### Goal of the exercise
State only the number of lines that include "would".

[BEGIN Raw records]

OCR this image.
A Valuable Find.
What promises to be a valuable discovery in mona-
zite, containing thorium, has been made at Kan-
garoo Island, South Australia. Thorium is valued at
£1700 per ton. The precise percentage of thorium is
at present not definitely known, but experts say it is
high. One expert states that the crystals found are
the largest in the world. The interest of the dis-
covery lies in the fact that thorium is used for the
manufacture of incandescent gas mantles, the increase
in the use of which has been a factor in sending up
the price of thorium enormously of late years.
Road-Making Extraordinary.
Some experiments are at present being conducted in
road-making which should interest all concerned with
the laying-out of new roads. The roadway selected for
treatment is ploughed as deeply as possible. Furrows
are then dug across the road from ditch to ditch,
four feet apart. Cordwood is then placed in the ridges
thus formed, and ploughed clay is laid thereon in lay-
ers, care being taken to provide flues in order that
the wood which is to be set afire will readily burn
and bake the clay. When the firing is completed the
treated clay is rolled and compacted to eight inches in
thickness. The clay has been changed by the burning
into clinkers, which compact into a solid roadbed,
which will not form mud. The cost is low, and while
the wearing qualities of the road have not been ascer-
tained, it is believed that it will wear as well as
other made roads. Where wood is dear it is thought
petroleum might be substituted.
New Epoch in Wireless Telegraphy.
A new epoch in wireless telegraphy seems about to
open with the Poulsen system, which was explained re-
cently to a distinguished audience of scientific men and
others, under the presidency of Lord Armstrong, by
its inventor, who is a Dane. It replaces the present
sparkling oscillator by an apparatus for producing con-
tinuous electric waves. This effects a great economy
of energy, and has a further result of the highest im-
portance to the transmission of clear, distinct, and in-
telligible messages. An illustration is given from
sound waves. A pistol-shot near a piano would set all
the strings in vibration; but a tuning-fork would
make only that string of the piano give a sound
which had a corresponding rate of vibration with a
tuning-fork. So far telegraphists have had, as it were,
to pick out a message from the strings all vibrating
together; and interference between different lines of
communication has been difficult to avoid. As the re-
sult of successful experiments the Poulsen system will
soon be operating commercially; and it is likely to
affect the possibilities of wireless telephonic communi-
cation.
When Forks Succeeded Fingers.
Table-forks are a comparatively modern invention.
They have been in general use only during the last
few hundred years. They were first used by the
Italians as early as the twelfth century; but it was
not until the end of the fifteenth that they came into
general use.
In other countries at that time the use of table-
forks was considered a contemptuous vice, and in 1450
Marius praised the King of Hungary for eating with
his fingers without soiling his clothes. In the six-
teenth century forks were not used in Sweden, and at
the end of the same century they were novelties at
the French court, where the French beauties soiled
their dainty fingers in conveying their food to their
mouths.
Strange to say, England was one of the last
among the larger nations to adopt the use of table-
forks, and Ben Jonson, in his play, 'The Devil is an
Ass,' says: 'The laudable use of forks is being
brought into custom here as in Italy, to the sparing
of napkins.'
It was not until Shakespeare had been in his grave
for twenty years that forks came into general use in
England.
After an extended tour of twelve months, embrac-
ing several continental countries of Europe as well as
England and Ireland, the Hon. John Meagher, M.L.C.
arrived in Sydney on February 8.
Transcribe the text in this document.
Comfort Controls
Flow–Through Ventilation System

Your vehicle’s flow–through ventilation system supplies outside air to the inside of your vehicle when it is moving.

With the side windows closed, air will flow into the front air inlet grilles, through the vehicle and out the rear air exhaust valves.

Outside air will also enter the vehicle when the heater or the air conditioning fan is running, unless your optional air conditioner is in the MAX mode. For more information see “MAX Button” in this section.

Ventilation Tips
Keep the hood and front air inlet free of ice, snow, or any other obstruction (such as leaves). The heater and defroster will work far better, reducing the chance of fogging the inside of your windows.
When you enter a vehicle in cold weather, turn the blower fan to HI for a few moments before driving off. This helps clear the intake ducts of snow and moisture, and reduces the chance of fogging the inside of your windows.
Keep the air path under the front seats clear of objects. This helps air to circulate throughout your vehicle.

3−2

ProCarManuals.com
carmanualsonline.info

[END Raw records]

### Response below
2